--- Begin ---

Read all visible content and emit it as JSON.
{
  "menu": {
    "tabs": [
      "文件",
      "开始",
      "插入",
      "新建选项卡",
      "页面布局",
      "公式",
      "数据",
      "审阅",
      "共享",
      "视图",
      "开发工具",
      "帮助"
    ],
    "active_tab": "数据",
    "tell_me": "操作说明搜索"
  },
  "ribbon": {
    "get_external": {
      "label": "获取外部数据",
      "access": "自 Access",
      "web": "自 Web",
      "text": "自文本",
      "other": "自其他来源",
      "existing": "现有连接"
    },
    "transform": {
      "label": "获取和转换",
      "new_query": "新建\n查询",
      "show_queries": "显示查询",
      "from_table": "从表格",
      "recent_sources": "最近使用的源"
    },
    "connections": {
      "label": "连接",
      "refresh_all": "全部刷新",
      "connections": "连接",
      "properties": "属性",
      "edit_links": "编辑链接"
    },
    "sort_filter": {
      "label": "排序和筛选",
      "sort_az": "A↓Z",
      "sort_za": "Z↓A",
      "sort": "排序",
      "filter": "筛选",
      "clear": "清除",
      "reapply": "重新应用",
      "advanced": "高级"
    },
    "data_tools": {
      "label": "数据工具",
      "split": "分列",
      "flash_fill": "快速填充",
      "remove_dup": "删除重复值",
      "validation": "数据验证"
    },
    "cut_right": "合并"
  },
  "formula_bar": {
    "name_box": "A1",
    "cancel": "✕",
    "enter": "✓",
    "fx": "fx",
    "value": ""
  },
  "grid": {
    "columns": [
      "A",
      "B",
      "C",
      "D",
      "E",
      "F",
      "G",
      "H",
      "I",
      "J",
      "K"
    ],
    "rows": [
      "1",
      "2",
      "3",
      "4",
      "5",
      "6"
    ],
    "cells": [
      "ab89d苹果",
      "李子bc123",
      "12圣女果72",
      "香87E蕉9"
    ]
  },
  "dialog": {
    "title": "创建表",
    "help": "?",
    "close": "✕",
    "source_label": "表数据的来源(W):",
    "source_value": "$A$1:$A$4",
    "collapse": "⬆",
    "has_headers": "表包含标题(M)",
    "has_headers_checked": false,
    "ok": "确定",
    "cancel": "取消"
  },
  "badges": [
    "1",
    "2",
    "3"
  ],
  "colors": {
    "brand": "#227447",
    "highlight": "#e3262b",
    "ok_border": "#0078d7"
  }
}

--- End ---

• **WORK INSTRUCTIONS**
Repeat the data in its entirety, character for character.

• **EXERCISE SOLUTION**
Read all visible content and emit it as JSON.
{
  "menu": {
    "tabs": [
      "文件",
      "开始",
      "插入",
      "新建选项卡",
      "页面布局",
      "公式",
      "数据",
      "审阅",
      "共享",
      "视图",
      "开发工具",
      "帮助"
    ],
    "active_tab": "数据",
    "tell_me": "操作说明搜索"
  },
  "ribbon": {
    "get_external": {
      "label": "获取外部数据",
      "access": "自 Access",
      "web": "自 Web",
      "text": "自文本",
      "other": "自其他来源",
      "existing": "现有连接"
    },
    "transform": {
      "label": "获取和转换",
      "new_query": "新建\n查询",
      "show_queries": "显示查询",
      "from_table": "从表格",
      "recent_sources": "最近使用的源"
    },
    "connections": {
      "label": "连接",
      "refresh_all": "全部刷新",
      "connections": "连接",
      "properties": "属性",
      "edit_links": "编辑链接"
    },
    "sort_filter": {
      "label": "排序和筛选",
      "sort_az": "A↓Z",
      "sort_za": "Z↓A",
      "sort": "排序",
      "filter": "筛选",
      "clear": "清除",
      "reapply": "重新应用",
      "advanced": "高级"
    },
    "data_tools": {
      "label": "数据工具",
      "split": "分列",
      "flash_fill": "快速填充",
      "remove_dup": "删除重复值",
      "validation": "数据验证"
    },
    "cut_right": "合并"
  },
  "formula_bar": {
    "name_box": "A1",
    "cancel": "✕",
    "enter": "✓",
    "fx": "fx",
    "value": ""
  },
  "grid": {
    "columns": [
      "A",
      "B",
      "C",
      "D",
      "E",
      "F",
      "G",
      "H",
      "I",
      "J",
      "K"
    ],
    "rows": [
      "1",
      "2",
      "3",
      "4",
      "5",
      "6"
    ],
    "cells": [
      "ab89d苹果",
      "李子bc123",
      "12圣女果72",
      "香87E蕉9"
    ]
  },
  "dialog": {
    "title": "创建表",
    "help": "?",
    "close": "✕",
    "source_label": "表数据的来源(W):",
    "source_value": "$A$1:$A$4",
    "collapse": "⬆",
    "has_headers": "表包含标题(M)",
    "has_headers_checked": false,
    "ok": "确定",
    "cancel": "取消"
  },
  "badges": [
    "1",
    "2",
    "3"
  ],
  "colors": {
    "brand": "#227447",
    "highlight": "#e3262b",
    "ok_border": "#0078d7"
  }
}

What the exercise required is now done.